* [READING TEXT]
10 LAWS OF TYRANNY: Kim Il-sung of North Korea
Hieronymus Bosch. The Temptation of St. Anthony, 1550 / Art design: Olena Burdeina (FA_Photo) via Photoshop
He became an almost mythical hero within North Korea yet remained little known elsewhere, having isolated his country from the outside world. His government exerted near-total control over the lives of its citizens, with their freedoms severely restricted.
To this day, North Korea remains one of the world’s most closed-off nations. Armed with nuclear weapons. And still ruled by the dynasty founded by Kim Il-sung
10 RULES OF KIM IL-SUNG’S REGIME

RULE 1. BE A COMMUNIST FROM CHILDHOOD
K
im Il-sung (born Kim Song-ju) (1912–1994) was born in a village in northeastern Korea near Pyongyang, in the family of a schoolteacher. At the time, Korea had been annexed by Japan. Japanese colonial rule was growing increasingly harsh, and in the 1920s, Kim fled with his parents to Manchuria, a region in northern China.
He spent the next fourteen years in Manchuria and attended secondary school in Jilin. Much of Kim’s early life remains ambiguous and shrouded in propaganda. What is likely true is that from a young age, he was a fervent anti-Japanese activist. At the age of seventeen, Kim was arrested for belonging to a radical communist youth organization.

RULE 2. BUILD A LEGEND OF A GREAT WARRIOR
After being released from prison, Kim became a guerrilla fighter and fought alongside the Chinese against the Japanese along the Korean-Manchurian border. It was during this period that he adopted the pseudonym Kim Il-sung («Rising Sun»). North Korea’s official biographers greatly exaggerated Kim’s role in the resistance.
According to one account, Kim engaged in over 100,000 battles with Japanese-Manchurian forces between 1932 and 1945 and never lost a single one. That would mean he fought more than twenty battles per day during that period!

* [SUPPLIED RECORDS]
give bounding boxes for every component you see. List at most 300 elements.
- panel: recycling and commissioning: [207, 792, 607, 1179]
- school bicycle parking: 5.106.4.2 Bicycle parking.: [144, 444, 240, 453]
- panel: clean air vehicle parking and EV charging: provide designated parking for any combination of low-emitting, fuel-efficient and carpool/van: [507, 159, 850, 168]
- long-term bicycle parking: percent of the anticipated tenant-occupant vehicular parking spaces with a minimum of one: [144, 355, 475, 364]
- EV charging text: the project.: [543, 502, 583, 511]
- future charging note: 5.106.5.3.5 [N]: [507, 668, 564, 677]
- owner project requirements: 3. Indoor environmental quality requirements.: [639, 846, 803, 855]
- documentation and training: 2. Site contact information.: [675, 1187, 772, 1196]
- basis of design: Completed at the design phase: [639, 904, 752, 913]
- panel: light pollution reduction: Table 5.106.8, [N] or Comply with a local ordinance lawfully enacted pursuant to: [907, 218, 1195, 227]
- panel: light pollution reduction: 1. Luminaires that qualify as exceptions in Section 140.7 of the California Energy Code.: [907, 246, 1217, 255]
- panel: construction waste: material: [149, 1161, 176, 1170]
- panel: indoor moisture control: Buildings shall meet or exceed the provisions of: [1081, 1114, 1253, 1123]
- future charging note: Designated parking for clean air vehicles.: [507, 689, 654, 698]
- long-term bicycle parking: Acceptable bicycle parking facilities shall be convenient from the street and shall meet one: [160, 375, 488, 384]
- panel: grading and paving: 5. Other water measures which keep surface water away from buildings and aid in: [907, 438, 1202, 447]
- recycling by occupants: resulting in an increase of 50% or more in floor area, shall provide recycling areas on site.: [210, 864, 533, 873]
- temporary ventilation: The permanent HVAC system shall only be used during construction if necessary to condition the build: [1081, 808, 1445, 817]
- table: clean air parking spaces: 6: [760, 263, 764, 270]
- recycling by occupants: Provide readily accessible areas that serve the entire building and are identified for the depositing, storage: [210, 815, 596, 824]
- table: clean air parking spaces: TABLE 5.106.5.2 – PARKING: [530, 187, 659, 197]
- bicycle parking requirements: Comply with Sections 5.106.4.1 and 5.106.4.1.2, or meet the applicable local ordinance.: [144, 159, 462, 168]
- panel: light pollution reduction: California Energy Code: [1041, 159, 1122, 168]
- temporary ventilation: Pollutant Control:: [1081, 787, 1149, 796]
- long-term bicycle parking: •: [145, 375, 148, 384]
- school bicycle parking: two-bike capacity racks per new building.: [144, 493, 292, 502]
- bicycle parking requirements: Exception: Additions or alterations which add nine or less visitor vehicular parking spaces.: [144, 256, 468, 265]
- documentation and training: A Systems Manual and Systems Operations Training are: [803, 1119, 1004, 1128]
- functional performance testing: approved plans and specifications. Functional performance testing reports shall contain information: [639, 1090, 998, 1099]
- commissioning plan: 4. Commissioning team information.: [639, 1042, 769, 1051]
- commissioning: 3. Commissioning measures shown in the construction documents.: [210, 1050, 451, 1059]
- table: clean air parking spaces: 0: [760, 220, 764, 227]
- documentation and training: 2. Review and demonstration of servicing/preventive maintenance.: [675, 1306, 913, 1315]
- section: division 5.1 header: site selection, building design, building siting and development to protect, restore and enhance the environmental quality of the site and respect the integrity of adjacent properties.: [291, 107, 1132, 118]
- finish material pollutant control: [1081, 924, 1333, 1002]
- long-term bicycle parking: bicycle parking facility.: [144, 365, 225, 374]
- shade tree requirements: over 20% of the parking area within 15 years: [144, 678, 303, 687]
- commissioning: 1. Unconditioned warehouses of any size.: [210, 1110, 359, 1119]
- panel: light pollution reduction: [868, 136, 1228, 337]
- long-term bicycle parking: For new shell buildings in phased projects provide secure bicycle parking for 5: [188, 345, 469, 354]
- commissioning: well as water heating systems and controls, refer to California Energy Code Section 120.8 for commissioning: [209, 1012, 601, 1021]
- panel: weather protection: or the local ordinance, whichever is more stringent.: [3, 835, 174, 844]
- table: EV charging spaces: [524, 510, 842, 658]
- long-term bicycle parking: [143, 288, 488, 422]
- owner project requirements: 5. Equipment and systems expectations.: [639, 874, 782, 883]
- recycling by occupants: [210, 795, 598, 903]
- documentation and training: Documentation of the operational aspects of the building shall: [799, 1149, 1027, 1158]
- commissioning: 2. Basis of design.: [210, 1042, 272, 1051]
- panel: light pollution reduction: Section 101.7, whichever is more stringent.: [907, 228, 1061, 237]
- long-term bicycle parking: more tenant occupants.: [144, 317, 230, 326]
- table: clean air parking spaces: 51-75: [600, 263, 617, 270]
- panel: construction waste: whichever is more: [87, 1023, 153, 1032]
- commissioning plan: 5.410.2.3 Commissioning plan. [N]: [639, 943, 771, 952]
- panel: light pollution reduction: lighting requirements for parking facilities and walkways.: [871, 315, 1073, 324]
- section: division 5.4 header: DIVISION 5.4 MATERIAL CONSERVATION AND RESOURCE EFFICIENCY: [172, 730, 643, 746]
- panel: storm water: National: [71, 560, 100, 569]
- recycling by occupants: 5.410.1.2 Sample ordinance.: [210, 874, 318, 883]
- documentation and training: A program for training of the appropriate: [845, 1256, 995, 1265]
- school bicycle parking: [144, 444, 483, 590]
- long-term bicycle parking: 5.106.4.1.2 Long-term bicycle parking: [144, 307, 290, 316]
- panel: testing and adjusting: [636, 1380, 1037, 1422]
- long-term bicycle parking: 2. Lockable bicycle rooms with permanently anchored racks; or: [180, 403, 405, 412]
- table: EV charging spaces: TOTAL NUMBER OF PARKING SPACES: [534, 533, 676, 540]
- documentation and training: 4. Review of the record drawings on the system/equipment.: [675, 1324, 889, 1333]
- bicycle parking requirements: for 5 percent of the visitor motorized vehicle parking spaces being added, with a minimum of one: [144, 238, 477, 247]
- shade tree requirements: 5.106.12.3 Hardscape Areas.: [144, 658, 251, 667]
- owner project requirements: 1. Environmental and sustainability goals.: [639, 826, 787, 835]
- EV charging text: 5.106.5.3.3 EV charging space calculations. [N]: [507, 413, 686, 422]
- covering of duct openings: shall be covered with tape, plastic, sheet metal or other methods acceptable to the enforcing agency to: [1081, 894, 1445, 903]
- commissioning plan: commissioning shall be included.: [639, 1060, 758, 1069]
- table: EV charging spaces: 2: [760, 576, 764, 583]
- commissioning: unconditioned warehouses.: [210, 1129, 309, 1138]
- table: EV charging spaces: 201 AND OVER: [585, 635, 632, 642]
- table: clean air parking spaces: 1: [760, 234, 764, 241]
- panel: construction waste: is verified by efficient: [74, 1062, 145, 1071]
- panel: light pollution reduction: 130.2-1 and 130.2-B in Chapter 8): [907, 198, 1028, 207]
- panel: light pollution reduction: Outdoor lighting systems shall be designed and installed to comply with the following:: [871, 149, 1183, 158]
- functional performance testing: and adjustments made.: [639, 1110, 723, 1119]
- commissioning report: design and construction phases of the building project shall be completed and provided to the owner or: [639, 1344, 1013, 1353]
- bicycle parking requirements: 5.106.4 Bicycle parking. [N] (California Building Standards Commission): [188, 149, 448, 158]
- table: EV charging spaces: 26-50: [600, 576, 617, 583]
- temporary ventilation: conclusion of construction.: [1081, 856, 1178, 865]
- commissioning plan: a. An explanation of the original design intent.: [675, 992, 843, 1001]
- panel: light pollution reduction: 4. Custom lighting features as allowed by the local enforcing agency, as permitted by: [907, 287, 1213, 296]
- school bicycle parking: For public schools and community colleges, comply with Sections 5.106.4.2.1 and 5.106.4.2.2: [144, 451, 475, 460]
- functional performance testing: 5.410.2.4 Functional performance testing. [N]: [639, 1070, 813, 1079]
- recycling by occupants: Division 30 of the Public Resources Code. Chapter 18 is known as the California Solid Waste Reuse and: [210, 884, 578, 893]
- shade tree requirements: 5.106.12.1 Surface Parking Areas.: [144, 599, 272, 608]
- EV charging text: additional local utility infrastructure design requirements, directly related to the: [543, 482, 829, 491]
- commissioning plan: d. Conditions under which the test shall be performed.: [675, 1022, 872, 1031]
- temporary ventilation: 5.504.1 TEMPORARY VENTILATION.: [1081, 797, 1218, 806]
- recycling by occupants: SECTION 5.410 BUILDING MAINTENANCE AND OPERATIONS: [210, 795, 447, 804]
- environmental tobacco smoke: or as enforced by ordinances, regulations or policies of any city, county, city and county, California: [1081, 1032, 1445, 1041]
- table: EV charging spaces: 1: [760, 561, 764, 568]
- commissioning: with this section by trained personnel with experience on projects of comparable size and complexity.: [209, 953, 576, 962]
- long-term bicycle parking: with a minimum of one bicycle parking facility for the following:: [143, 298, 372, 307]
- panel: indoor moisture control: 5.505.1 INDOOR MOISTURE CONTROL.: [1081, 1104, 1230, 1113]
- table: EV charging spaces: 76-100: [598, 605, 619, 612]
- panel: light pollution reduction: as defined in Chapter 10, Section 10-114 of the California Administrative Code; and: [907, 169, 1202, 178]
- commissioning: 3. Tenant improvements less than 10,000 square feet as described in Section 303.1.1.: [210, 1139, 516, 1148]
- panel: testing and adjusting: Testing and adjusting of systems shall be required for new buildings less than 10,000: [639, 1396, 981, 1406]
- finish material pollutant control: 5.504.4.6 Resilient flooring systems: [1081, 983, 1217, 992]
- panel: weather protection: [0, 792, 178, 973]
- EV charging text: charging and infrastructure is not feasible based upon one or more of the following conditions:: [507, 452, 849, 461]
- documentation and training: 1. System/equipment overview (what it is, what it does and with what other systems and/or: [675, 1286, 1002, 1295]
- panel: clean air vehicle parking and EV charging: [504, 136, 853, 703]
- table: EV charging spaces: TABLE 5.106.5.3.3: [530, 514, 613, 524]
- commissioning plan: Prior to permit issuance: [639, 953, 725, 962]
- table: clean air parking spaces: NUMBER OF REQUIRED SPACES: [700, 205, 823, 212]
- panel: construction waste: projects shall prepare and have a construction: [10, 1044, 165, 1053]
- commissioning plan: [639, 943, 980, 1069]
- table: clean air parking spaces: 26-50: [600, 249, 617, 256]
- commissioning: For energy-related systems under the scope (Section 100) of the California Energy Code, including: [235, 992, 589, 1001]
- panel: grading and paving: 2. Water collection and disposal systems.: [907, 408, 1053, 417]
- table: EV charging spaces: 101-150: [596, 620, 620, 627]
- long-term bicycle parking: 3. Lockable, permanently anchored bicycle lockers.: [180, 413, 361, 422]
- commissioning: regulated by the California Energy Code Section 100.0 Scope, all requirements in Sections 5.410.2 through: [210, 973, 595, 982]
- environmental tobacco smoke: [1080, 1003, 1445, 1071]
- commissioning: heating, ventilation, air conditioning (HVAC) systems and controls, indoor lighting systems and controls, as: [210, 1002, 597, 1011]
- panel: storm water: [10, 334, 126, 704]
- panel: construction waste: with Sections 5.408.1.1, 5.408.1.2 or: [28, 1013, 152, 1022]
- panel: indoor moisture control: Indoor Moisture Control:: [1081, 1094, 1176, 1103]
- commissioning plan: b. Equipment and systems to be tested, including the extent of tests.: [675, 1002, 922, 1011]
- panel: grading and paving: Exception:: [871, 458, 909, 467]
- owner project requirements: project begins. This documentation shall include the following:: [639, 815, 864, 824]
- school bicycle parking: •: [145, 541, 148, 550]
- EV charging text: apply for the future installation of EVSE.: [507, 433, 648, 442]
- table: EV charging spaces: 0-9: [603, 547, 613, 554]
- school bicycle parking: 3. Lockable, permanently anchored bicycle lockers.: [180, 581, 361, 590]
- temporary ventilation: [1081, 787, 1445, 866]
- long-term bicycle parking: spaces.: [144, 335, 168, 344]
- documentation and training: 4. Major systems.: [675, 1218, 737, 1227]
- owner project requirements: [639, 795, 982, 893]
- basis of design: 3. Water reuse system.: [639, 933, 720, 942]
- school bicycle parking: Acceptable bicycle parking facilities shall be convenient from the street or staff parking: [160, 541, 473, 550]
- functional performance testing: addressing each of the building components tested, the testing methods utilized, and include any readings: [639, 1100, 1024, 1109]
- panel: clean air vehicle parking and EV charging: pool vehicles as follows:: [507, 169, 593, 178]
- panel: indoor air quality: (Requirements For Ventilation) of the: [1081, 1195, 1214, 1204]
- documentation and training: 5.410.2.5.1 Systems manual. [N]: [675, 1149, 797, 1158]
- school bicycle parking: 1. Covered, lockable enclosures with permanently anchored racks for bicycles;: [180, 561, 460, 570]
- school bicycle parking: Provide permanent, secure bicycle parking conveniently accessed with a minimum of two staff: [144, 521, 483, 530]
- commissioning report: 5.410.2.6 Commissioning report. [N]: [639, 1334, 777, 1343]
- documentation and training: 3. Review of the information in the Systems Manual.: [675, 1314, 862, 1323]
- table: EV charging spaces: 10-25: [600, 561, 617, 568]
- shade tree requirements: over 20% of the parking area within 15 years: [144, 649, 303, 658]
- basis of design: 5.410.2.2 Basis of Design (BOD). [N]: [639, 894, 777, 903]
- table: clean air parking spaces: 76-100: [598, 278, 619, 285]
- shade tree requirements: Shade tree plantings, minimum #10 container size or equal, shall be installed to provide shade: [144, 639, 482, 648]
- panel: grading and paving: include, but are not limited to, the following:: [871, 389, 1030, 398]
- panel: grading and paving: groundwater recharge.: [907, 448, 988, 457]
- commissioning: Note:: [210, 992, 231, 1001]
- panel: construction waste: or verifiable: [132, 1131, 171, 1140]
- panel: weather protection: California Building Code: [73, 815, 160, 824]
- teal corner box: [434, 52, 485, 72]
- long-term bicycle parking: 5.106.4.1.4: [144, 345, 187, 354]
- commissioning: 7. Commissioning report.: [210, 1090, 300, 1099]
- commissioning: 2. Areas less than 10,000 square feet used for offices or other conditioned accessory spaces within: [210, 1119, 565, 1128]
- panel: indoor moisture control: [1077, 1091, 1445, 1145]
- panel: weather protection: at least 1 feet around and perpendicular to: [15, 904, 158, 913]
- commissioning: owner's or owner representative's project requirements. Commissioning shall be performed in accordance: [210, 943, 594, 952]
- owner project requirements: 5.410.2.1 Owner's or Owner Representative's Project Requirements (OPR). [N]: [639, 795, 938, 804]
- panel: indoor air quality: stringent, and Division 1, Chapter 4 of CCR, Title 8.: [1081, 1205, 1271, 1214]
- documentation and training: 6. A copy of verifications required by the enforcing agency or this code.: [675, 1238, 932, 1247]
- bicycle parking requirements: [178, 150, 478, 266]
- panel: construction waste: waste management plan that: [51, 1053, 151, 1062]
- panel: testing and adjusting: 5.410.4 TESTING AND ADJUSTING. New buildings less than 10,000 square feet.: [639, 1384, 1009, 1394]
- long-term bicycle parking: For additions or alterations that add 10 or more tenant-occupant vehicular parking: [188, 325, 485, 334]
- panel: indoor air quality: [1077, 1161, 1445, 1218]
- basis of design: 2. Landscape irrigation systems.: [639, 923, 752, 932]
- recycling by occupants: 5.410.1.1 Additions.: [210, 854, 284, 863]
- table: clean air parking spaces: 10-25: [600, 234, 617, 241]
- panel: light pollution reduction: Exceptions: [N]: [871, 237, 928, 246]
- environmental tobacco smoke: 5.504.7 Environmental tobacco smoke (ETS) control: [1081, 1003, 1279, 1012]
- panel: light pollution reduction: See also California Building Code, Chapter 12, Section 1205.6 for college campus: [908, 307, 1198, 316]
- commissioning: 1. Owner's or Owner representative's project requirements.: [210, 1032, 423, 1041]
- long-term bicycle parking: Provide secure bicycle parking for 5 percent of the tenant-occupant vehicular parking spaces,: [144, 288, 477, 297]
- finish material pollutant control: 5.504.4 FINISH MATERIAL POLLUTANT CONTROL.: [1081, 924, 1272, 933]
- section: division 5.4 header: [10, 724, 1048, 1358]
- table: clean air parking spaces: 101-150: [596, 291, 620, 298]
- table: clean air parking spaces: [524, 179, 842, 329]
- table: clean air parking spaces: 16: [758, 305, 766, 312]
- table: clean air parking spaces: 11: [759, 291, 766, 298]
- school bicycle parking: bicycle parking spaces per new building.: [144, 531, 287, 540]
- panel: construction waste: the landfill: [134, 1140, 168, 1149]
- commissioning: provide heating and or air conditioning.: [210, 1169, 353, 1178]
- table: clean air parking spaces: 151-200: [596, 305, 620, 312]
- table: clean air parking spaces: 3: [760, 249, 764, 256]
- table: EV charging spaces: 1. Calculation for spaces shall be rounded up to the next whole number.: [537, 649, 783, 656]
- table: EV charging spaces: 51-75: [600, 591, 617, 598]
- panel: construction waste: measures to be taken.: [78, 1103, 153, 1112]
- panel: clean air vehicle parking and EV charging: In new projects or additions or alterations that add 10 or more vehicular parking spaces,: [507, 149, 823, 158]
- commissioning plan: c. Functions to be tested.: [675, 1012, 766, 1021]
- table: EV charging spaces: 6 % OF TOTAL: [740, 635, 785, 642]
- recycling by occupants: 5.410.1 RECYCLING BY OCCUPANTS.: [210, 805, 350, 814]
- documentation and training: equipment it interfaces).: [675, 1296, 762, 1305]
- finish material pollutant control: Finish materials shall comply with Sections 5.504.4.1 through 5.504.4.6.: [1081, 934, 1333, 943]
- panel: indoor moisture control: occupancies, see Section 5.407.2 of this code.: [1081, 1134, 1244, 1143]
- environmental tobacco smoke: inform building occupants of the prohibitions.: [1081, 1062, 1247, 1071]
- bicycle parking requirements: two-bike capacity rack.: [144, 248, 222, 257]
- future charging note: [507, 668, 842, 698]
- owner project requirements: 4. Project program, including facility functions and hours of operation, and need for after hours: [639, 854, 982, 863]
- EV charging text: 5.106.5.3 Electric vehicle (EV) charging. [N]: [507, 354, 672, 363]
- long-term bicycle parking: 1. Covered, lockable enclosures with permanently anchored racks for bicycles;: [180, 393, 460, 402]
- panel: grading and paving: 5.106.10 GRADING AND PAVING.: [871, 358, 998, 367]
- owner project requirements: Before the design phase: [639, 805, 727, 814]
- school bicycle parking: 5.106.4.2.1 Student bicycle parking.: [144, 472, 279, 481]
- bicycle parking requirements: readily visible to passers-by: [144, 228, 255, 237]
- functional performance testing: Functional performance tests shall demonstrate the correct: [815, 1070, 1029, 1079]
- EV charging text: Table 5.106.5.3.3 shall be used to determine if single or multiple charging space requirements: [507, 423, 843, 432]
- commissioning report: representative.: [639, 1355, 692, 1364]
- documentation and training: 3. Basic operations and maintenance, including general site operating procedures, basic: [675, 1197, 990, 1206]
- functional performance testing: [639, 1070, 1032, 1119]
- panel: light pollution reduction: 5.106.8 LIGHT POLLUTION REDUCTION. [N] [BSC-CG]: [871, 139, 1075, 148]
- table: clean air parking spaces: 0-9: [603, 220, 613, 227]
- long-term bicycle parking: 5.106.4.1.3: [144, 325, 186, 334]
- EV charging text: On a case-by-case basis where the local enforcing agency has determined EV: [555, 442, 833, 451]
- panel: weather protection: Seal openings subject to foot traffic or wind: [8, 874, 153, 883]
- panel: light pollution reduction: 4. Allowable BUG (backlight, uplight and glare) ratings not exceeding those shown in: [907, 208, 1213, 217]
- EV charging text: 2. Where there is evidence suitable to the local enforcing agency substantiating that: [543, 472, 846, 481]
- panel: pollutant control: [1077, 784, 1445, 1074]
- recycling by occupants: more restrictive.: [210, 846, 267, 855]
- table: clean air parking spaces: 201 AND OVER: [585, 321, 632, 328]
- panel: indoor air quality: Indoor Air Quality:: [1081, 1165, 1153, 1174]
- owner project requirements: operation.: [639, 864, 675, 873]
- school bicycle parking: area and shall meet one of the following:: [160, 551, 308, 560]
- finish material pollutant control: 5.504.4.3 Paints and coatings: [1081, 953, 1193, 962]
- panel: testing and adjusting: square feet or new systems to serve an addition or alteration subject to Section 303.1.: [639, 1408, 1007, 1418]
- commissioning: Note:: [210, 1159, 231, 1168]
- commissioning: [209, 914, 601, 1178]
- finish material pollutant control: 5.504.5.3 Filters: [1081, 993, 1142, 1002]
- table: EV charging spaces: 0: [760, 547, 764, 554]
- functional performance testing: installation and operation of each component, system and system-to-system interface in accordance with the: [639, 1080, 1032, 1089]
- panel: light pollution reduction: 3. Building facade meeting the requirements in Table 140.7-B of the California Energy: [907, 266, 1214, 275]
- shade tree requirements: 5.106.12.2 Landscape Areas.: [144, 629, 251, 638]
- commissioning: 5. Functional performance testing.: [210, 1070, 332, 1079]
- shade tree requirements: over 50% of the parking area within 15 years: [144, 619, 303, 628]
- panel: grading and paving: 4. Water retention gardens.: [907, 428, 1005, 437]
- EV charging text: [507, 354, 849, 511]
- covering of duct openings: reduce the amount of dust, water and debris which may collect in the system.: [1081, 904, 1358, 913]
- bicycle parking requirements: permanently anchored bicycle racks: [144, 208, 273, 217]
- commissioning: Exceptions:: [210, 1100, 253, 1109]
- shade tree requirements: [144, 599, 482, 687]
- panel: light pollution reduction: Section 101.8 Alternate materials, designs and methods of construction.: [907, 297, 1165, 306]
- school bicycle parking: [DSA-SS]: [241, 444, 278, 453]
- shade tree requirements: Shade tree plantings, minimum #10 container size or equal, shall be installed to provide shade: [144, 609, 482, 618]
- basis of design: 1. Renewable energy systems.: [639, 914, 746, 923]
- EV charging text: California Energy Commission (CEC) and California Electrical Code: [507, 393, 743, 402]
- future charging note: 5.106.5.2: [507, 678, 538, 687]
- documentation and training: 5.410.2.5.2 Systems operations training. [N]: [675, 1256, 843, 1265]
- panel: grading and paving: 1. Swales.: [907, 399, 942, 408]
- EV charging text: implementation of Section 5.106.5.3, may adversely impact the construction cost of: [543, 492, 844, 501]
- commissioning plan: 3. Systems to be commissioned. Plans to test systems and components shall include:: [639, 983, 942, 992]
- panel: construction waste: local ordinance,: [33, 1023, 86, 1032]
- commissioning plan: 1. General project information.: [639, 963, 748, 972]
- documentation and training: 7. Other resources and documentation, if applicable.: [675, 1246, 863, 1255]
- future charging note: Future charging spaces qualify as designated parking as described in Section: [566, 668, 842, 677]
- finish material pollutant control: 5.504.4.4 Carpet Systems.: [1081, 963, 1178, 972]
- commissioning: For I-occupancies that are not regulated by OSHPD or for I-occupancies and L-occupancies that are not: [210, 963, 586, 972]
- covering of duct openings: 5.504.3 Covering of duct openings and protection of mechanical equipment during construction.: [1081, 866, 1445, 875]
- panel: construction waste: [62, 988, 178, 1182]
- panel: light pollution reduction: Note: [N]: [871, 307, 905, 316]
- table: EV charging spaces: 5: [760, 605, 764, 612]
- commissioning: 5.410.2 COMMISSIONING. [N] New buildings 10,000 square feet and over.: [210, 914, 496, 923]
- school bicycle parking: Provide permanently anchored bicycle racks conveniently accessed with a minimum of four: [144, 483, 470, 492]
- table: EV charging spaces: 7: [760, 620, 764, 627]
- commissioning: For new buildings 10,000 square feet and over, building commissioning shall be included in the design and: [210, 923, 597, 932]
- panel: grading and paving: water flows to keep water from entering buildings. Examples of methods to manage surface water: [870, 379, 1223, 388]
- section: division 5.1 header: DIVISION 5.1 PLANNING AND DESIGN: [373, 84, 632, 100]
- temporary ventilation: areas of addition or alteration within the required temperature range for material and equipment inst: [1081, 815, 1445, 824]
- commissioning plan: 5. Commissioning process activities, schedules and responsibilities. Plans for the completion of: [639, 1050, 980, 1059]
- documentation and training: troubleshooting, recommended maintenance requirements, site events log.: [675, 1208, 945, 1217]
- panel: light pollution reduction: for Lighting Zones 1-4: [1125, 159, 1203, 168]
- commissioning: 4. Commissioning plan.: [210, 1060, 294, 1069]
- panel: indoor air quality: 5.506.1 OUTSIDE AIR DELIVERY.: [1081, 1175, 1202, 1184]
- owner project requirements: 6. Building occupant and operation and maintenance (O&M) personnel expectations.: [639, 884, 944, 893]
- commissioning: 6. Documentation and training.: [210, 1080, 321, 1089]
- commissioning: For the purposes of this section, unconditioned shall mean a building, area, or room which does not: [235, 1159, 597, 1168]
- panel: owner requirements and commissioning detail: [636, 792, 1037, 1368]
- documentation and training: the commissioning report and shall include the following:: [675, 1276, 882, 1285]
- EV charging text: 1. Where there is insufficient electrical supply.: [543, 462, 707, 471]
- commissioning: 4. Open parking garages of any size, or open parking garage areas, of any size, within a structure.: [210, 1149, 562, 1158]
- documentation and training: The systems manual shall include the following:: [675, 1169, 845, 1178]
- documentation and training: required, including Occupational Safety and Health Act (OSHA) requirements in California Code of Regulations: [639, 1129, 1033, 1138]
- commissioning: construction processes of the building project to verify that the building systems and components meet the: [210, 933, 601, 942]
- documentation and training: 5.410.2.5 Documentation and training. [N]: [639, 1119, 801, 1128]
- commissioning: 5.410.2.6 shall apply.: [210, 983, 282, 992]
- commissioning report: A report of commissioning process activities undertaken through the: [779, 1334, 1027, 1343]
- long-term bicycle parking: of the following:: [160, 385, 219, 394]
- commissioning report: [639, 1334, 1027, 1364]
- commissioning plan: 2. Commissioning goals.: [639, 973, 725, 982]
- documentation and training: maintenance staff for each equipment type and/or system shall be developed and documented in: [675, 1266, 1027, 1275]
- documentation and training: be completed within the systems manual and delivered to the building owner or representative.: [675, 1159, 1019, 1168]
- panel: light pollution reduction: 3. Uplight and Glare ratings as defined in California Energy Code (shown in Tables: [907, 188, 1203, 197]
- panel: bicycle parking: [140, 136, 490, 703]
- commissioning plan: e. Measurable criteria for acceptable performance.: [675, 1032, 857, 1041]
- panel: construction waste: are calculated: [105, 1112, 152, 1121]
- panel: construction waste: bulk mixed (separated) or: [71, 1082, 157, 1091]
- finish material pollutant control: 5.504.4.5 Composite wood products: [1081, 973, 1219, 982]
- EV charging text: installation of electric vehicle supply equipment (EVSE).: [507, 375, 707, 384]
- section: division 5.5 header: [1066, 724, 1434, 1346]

* [WRITTEN EXERCISE 1] In the text on Kim Il-sung, what does the name "Kim Il-sung" mean?
* [WRITTEN EXERCISE 2] Carry the text on Kim Il-sung's regime forward, picking up after its final sentence.

* [RIGHT ANSWER 1] Rising Sun

* [RIGHT ANSWER 2]
Despite these dubious figures, Kim was indeed a notable figure in the Korean resistance movement and helped Chinese communists fight Japanese forces in the 1930s in Manchuria. When the Chinese partisans were defeated by Japan’s imperial army in 1940, he fled to the Soviet Union.
There, in the USSR, Kim Il-sung received military and political training — and fully embraced communism.
RULE 3. HIDE BEHIND A SOVIET UNIFORM
During World War II, Kim Il-sung commanded a Korean unit with the rank of major in the Soviet army.
In August 1945, Japan surrendered, and World War II came to an end. Korea was divided along the 38th parallel: the Soviet Union occupied the North, while the South was backed by the United States.
Kim returned to his homeland with other Soviet-trained Koreans, aiming to form a communist government under Soviet auspices. In October, Kim accompanied Soviet troops into Pyongyang dressed in a Soviet army uniform.
In 1948, the northern authorities held elections, resulting in the formation of a new government — the Democratic People’s Republic of Korea (DPRK). Kim Il-sung became its first Premier. It was the Soviet commanders in Pyongyang who effectively «elected» Kim.
They likely chose him because he was the highest-ranking Korean officer — and because they knew little about the other Korean candidates. Kim’s appeal to Koreans stemmed from his established ties with both the Chinese and the Russians.

RULE 4. CHERISH THE DREAM OF A UNITED KOREAN PEOPLE
As Premier of the DPRK, Kim Il-sung delivered grand speeches about reunifying the country. He dreamed of crossing the 38th parallel and conquering South Korea. He craved more power. Stalin, however, was reluctant to go to war with the United States over Korea.
But eventually, Kim Il-sung managed to persuade Stalin — through personal meetings, among other efforts — to at least approve the plan. Kim promised he could reunify Korea in just three weeks. He simply didn’t believe the U.S. would intervene. Stalin agreed.
In June 1950, Kim Il-sung invaded South Korea with weapons either bought from the Soviets or left behind by them. The invasion was initially successfu — even U.S. forces struggled to hold the line against the well-trained Korean People’s Army.
However, by September, more and more UN forces entered the war, pushing Kim’s army back north. He turned to Mao Zedong for help, and Mao, after some hesitation, sent 260,000 Chinese troops in support of North Korea.
Seven months later, the warring sides had returned to nearly the same position they started from — near the 38th parallel. Kim’s dreams of reunification had collapsed. The war devastated North Korea’s economy.
Kim Il-sung set about rebuilding it — while tightening his grip on power. He sealed off the DPRK from most external contact. Foreign newspapers were banned, and only state-run radio was permitted. By 1959, private land ownership had been abolished and farmland collectivized. Ninety percent of the industry was state-controlled.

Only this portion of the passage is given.